→ **Written task**:
In the diplomatic letter, on what date did the court declare Louis Feinknopf a citizen of the United States?

→ **Source passage**:
---+---
Mr. Francis to Mr. Frelinghuysen .
Vienna , February 5, 1885. (Received March 3.)
Sir: I have the honor to inclose herewith copies of communications transmitted by me to the Imperial and Royal minister of foreign affairs and translations of notes from Count Szögyényi in response thereto, together with some accompanying papers, in regard to the arrest by the military authorities at Krakau of Louis Feinknopf, a citizen of the United [Page 6] States, with a view of exacting from him service in the Imperial and Royal army.
The case may be stated as follows: Feinknopf, born at Krakau, Galicia, in 1860; emigrated to the United States in 1876; naturalized and declared a citizen of the United States April 3, 1882, by the United States district court for the southern district of Ohio; subsequently established residence in New York City; for first time since emigration visited his native place, Krakau, arriving there October 20, 1884; summoned by military authorities of that place to report for duty in the Imperial and Royal army October 23; claimed exemption from such service on ground of his United States citizenship, and in evidence thereof presented his certificate of naturalization; permitted to visit Vienna 26th of October to confer with United States minister, in whose hands he placed certificate of naturalization and other papers establishing facts as above stated.
---+---
→ **Entries**:

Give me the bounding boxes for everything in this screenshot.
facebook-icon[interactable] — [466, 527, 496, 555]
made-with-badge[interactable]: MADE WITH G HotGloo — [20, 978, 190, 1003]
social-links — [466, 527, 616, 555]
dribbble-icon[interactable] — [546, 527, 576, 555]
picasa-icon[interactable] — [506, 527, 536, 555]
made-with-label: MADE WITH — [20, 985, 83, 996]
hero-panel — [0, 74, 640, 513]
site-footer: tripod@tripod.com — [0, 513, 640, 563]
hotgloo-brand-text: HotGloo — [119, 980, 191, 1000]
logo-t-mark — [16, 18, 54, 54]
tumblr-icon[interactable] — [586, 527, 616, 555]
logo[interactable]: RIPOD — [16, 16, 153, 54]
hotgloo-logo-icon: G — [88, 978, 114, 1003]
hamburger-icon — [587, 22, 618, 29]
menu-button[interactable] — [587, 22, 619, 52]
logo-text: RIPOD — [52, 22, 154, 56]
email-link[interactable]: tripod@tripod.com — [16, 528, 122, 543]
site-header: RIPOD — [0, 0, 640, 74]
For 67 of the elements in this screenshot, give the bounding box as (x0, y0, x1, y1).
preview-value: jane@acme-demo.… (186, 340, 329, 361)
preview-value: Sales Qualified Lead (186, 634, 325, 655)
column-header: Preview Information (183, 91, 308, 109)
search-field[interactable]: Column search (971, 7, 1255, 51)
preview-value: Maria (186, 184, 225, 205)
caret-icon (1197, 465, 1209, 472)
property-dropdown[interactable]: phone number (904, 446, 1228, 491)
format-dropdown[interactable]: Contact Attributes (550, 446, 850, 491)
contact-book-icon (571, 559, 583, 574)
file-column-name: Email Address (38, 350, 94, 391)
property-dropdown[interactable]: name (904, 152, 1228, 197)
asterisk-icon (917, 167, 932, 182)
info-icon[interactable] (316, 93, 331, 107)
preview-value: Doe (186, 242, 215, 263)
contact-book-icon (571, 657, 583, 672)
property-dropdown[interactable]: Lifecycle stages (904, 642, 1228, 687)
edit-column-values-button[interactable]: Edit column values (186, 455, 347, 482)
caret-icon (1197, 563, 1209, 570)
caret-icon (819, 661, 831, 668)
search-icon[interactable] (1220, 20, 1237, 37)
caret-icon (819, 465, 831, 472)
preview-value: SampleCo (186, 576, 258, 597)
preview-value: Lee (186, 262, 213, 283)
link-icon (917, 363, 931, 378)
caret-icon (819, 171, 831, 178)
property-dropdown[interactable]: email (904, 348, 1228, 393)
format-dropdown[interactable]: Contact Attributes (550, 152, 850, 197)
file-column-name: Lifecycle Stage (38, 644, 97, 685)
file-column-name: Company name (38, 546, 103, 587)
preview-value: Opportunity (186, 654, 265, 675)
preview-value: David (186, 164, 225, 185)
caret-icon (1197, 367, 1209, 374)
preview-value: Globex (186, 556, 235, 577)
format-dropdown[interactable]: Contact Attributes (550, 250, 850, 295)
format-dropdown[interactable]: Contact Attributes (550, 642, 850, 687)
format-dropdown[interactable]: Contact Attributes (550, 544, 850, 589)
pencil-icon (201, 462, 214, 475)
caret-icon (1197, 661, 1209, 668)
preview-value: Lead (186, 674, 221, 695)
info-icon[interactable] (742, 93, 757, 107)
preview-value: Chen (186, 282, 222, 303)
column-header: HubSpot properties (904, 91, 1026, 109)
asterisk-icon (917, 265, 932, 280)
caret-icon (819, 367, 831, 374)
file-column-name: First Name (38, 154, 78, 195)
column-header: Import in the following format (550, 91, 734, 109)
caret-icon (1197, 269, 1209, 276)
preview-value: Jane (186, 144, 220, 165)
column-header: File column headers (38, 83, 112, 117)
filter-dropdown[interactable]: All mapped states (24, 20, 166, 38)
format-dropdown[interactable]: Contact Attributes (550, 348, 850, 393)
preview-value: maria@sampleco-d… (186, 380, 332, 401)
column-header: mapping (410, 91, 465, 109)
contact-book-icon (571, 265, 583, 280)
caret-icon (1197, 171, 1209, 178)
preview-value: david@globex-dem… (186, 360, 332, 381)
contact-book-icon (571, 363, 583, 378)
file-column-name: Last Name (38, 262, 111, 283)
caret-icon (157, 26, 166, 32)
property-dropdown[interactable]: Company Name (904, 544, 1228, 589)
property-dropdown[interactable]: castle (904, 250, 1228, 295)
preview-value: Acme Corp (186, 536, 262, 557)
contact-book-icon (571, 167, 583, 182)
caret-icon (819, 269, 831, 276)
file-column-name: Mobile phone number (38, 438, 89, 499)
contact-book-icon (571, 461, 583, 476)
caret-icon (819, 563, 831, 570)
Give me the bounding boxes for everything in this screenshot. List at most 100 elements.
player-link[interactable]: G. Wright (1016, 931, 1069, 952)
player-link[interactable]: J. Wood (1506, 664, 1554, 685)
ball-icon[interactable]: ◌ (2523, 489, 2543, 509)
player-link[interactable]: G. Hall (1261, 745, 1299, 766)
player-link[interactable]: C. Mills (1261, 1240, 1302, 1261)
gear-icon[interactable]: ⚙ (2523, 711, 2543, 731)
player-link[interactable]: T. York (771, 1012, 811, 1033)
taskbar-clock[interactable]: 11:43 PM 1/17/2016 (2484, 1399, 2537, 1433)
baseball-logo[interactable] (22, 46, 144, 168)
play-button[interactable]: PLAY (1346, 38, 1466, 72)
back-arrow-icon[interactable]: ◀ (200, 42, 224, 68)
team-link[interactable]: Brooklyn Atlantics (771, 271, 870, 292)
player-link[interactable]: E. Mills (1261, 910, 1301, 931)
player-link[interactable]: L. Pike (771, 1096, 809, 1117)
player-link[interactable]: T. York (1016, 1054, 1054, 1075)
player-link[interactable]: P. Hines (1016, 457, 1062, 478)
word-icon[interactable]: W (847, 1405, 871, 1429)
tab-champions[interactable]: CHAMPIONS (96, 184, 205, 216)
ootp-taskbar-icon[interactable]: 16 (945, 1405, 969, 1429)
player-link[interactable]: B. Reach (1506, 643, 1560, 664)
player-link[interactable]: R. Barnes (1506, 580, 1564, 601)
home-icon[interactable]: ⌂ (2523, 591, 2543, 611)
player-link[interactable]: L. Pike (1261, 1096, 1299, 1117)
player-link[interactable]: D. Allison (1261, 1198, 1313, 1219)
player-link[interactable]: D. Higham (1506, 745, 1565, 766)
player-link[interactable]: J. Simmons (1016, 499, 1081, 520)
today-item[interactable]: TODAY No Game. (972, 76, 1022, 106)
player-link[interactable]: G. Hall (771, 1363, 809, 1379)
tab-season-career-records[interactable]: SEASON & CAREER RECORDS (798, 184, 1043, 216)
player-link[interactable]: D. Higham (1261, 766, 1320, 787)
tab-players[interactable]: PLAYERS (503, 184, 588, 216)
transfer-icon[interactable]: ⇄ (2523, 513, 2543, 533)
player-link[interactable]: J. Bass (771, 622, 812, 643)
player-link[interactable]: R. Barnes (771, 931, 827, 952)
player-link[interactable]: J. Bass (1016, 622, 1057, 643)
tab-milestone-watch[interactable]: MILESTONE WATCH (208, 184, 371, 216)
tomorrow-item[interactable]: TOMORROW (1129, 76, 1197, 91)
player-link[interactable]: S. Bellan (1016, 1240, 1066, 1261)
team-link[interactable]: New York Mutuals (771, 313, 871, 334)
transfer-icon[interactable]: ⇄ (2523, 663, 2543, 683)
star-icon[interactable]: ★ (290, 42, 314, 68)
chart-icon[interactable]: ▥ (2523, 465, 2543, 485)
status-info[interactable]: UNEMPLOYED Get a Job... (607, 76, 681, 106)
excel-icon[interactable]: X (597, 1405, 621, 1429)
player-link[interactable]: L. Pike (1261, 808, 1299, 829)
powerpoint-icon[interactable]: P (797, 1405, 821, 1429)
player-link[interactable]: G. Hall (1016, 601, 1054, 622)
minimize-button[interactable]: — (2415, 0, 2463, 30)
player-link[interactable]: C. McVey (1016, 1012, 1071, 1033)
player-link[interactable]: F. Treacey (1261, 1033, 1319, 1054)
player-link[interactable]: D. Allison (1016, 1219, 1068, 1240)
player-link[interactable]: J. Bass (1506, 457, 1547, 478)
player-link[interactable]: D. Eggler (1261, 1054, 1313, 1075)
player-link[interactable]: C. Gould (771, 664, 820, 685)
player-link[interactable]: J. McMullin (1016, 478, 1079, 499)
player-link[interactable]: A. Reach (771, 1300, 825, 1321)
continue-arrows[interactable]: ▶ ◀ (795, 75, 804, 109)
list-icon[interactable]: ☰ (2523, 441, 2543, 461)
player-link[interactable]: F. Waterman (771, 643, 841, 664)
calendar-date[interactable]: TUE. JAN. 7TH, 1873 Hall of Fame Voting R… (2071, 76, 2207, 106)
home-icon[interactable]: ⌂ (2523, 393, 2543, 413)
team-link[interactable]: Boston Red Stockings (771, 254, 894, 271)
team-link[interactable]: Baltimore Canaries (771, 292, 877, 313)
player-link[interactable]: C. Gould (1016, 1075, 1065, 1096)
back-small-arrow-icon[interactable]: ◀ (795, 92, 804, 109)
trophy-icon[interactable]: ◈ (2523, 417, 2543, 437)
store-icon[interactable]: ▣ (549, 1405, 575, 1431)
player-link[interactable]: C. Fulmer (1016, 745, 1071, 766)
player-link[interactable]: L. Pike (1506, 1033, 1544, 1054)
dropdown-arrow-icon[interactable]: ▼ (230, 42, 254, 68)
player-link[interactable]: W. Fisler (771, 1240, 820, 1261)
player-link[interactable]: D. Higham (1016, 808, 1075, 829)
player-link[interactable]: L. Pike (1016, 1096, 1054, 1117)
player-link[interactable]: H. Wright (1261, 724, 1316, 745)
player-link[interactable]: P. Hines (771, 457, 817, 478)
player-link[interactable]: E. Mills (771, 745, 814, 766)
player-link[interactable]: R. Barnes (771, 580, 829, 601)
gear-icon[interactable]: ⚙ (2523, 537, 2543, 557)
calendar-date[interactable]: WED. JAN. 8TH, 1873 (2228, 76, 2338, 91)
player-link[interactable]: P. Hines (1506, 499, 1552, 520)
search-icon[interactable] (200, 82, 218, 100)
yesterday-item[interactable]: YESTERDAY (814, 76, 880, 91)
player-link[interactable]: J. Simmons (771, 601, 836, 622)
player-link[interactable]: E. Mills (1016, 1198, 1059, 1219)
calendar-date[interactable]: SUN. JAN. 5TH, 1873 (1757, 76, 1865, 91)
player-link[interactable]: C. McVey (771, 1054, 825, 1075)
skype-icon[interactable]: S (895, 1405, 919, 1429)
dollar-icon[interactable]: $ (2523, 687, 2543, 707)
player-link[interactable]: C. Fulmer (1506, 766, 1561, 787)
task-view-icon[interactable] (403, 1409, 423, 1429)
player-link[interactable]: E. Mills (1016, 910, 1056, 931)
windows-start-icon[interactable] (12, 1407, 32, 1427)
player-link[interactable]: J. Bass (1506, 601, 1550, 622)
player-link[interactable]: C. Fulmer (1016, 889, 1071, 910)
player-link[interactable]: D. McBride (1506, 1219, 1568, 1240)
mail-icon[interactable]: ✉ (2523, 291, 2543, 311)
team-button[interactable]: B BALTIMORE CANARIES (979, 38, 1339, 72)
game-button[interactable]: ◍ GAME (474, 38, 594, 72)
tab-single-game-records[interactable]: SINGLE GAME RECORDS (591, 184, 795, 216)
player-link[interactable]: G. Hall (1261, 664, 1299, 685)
---+---
→ **Complete response**:
April 3, 1882